------ EXCERPTED DATA ------
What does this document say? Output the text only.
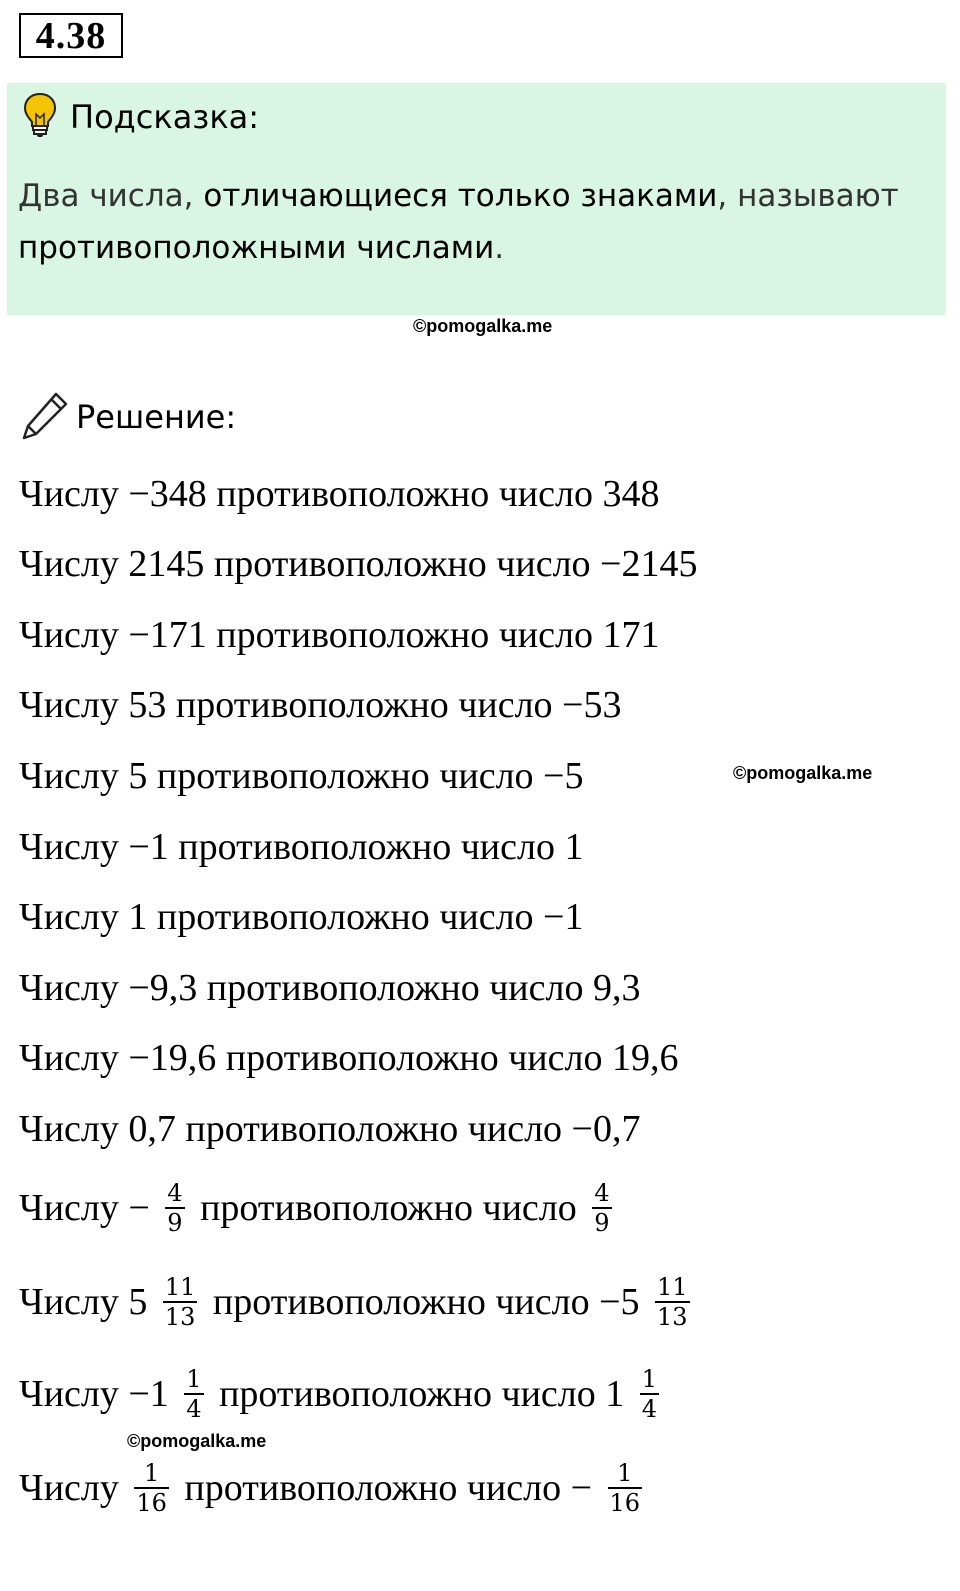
4.38
Подсказка:
Два числа, отличающиеся только знаками, называют противоположными числами.
©pomogalka.me
Решение:
Числу −348 противоположно число 348
Числу 2145 противоположно число −2145
Числу −171 противоположно число 171
Числу 53 противоположно число −53
Числу 5 противоположно число −5
Числу −1 противоположно число 1
Числу 1 противоположно число −1
Числу −9,3 противоположно число 9,3
Числу −19,6 противоположно число 19,6
Числу 0,7 противоположно число −0,7
Числу − $\frac{4}{9}$ противоположно число $\frac{4}{9}$
Числу $5 \frac{11}{13}$ противоположно число $-5 \frac{11}{13}$
Числу $-1 \frac{1}{4}$ противоположно число $1 \frac{1}{4}$
Числу $\frac{1}{16}$ противоположно число − $\frac{1}{16}$
©pomogalka.me
©pomogalka.me
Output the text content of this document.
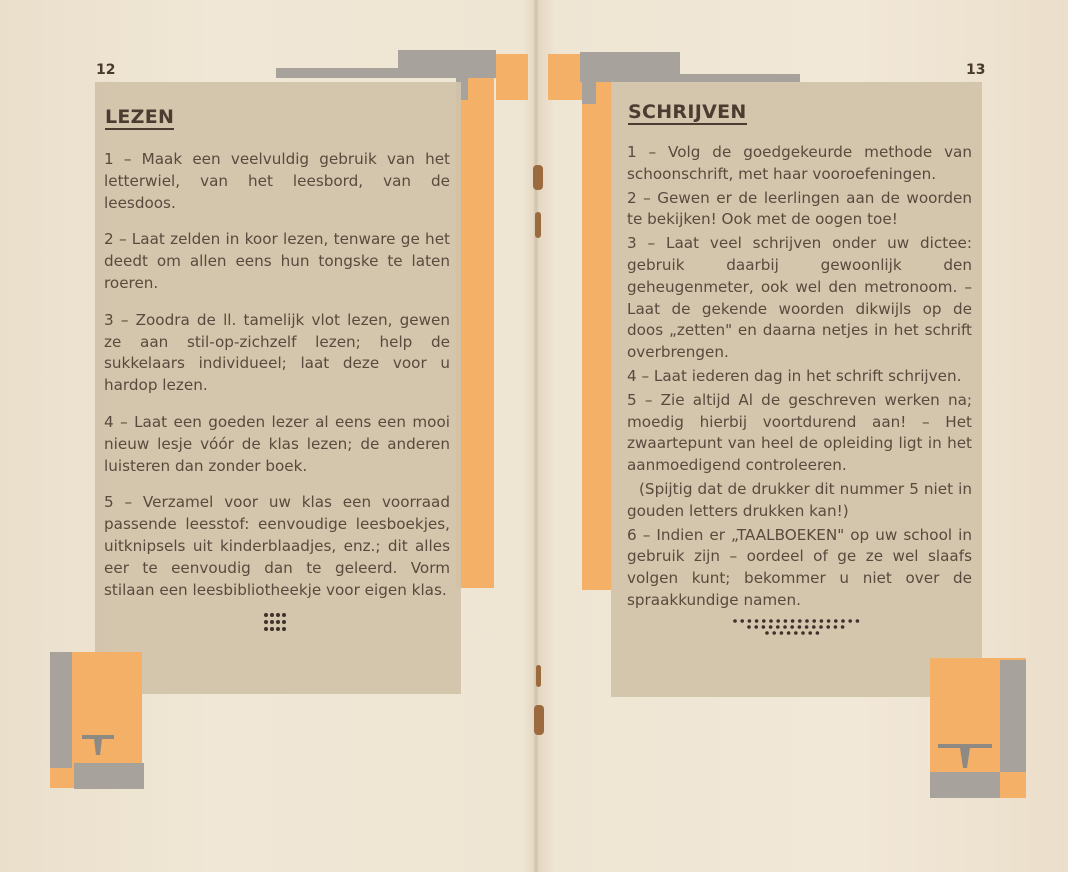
12
LEZEN

1 – Maak een veelvuldig gebruik van het letterwiel, van het leesbord, van de leesdoos.

2 – Laat zelden in koor lezen, tenware ge het deedt om allen eens hun tongske te laten roeren.

3 – Zoodra de ll. tamelijk vlot lezen, gewen ze aan stil-op-zichzelf lezen; help de sukkelaars individueel; laat deze voor u hardop lezen.

4 – Laat een goeden lezer al eens een mooi nieuw lesje vóór de klas lezen; de anderen luisteren dan zonder boek.

5 – Verzamel voor uw klas een voorraad passende leesstof: eenvoudige leesboekjes, uitknipsels uit kinderblaadjes, enz.; dit alles eer te eenvoudig dan te geleerd. Vorm stilaan een leesbibliotheekje voor eigen klas.

13
SCHRIJVEN

1 – Volg de goedgekeurde methode van schoonschrift, met haar vooroefeningen.

2 – Gewen er de leerlingen aan de woorden te bekijken! Ook met de oogen toe!

3 – Laat veel schrijven onder uw dictee: gebruik daarbij gewoonlijk den geheugenmeter, ook wel den metronoom. – Laat de gekende woorden dikwijls op de doos „zetten" en daarna netjes in het schrift overbrengen.

4 – Laat iederen dag in het schrift schrijven.

5 – Zie altijd Al de geschreven werken na; moedig hierbij voortdurend aan! – Het zwaartepunt van heel de opleiding ligt in het aanmoedigend controleeren.

(Spijtig dat de drukker dit nummer 5 niet in gouden letters drukken kan!)

6 – Indien er „TAALBOEKEN" op uw school in gebruik zijn – oordeel of ge ze wel slaafs volgen kunt; bekommer u niet over de spraakkundige namen.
------
Say how many lines in the records above hold "eens", and give no other text.

- SOLUTION TO THIS PROBLEM
2